[СТАТЬЯ]:
>>>>>
Здесь уместно сказать об отношении Ивана Александровича к лесу. Он ведь был коренным сибиряком. Его с детства окружала суровая природа, в том числе и лес, не всегда ласковый. Благостного отношения к лесу у него не было. Эту черту у сибиряков подметил А.Т. Твардовский, путешествуя по Сибири. «Сибирь не любит насаждений», писал он, видя отсутствие признаков озеленения старых сибирских поселений. По мнению поэта, в этом сказалось отношение к лесу первопроходцев. Генетическая память сибиряков говорила...

«О том, как деды в диком крае
За трудным пашенным добром
Ходили в бой, отодвигая
Тайгу огнем и топором;
Тайгу, что их теснила темью... с которой был связан... «и мрак, и глушь, и зверь, и гнус»...

Иван Александрович часто с вызовом говорил, что он не боится тайги и проживет в лесу долгое время, имея в своем распоряжении лишь топор.
<<<<<
[УСЛОВИЕ ЗАДАЧИ]: Напишите продолжение статьи об отношении Ивана Александровича к лесу, начиная сразу после ее последнего предложения.

[ИСХОДНЫЕ ДАННЫЕ]:
>>>>>
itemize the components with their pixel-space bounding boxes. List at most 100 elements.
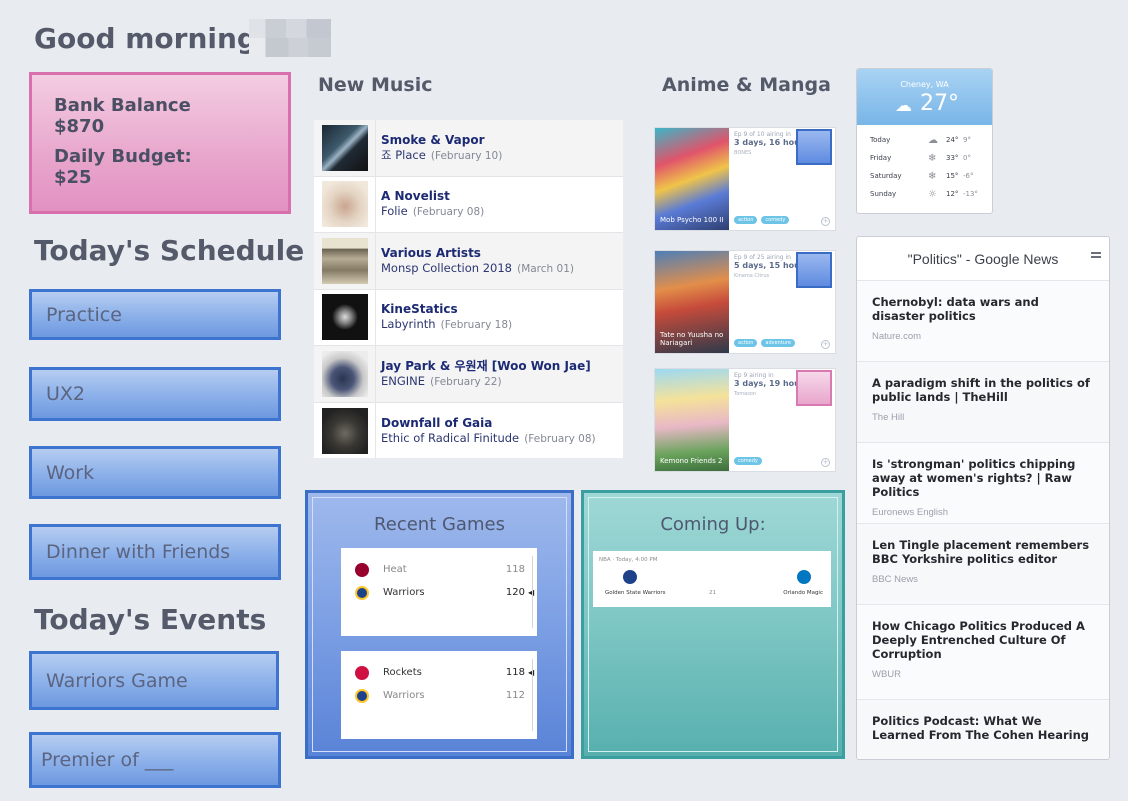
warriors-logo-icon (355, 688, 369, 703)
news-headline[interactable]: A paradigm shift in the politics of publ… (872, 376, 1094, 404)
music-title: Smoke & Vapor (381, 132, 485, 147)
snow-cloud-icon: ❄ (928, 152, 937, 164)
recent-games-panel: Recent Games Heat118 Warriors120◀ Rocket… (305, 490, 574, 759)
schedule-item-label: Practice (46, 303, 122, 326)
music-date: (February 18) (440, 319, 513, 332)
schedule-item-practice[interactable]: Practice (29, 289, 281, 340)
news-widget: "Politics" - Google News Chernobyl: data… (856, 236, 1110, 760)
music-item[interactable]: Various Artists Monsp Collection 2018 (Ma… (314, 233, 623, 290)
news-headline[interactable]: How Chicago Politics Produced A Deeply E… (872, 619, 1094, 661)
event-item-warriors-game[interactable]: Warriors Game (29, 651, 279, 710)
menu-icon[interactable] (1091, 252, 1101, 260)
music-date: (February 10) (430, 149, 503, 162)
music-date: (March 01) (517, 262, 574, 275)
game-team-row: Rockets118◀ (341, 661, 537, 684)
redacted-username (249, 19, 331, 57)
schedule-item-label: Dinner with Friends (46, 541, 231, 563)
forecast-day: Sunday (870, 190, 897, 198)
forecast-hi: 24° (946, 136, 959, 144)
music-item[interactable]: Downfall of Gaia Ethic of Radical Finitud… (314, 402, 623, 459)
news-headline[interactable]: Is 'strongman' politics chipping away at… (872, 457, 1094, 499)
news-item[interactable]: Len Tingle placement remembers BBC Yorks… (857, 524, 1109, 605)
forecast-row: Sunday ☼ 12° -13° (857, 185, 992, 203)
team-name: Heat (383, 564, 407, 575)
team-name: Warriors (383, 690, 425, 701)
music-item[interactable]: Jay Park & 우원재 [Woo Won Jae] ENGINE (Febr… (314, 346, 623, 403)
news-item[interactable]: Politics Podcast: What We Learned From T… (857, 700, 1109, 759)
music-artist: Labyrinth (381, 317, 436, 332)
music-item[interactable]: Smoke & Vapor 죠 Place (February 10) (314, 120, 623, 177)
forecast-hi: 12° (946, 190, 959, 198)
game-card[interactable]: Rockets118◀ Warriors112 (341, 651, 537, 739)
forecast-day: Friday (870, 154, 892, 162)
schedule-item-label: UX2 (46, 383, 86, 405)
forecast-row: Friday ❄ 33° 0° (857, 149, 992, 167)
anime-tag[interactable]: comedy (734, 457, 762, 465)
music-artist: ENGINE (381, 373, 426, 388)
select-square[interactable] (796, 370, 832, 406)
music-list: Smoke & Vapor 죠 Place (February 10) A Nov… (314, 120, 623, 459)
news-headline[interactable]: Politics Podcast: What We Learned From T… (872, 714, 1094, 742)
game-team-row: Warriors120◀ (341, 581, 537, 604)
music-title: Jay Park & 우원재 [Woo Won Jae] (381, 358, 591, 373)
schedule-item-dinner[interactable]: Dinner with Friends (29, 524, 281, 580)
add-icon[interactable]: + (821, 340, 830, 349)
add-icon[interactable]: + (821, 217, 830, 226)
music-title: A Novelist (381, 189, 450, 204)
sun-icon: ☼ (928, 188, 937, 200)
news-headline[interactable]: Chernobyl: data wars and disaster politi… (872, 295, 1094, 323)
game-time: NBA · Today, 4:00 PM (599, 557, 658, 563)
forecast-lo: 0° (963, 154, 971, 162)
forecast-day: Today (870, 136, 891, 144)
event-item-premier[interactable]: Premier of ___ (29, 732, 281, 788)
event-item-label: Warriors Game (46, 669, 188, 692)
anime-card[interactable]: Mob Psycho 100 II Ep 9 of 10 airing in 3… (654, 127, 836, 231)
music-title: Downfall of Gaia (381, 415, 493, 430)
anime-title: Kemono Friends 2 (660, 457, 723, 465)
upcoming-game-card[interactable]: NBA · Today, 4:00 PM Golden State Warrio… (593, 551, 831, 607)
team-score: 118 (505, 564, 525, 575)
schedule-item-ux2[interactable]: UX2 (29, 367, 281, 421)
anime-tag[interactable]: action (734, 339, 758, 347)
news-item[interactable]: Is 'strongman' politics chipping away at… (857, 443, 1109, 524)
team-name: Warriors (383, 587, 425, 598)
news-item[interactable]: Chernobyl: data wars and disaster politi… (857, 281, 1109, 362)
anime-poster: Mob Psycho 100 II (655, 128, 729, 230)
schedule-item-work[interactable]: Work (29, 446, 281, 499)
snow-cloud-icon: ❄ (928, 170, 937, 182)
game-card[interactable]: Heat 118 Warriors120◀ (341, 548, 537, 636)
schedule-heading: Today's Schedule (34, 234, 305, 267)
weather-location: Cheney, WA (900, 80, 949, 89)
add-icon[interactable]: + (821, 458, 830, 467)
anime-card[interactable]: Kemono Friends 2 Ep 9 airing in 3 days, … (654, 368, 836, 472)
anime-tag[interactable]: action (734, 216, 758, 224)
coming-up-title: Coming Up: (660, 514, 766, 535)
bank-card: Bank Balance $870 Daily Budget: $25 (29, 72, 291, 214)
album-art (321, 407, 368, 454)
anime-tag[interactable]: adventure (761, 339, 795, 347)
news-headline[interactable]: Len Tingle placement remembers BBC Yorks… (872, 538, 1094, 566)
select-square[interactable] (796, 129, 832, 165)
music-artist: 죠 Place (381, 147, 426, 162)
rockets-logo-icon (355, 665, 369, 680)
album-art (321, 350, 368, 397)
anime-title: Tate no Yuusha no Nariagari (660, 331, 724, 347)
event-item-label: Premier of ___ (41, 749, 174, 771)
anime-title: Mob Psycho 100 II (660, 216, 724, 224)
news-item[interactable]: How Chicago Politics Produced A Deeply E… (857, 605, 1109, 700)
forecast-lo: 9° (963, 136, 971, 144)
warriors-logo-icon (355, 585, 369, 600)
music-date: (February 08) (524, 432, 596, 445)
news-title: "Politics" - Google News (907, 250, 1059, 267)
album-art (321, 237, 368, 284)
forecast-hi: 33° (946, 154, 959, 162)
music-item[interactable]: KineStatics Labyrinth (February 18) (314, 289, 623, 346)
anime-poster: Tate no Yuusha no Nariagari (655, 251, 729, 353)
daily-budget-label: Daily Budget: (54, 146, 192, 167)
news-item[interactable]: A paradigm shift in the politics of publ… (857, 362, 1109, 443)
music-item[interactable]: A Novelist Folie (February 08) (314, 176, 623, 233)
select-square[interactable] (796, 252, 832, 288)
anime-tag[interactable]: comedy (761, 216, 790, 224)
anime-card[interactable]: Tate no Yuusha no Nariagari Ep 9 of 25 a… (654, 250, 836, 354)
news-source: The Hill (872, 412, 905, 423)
<<<<<
[ОТВЕТ К ЗАДАЧЕ]:
Будучи исследователем, он рассматривал лес как сложную природную систему, живущую по общебиологическим законам. В книге написанной совместно с дочерью, он показал общее, что проявляется как в развитии куриного зародыша, так и в динамике такой сложной структуры как древостой. «Душу» леса (как и природы в целом) он усматривал во взаимосвязи слагающих компонентов. В этом смысле он явно был сторонником концепции лесного биогеоценоза. Вполне закономерным выглядело оппонирование им докторской диссертации А.С. Исаева, выполненной в этом ключе.

Иван Александрович настойчиво разгадывал и «язык» природы – сигналы подобных взаимосвязей. Примером может служить обращение к регистрирующим структурам организмов, будь то чешуя рыб, которая фиксирует условия обитания, или древесные кольца, откликающиеся на температурный режим среды на протяжении десятков и сотен лет жизни.

Ивана Александровича интересовали, и такие глобальные проблемы как относительность биологического времени. Возможно, долголетие деревьев в сопоставлении с существованием микроорганизмов приводило его к пониманию ущербности измерения функционирования таких организмов астрономическими единицами (год, месяц, сутки, часы, минуты и секунды) в этом направлении он упорно двигался, накапливая и сопоставляя факты.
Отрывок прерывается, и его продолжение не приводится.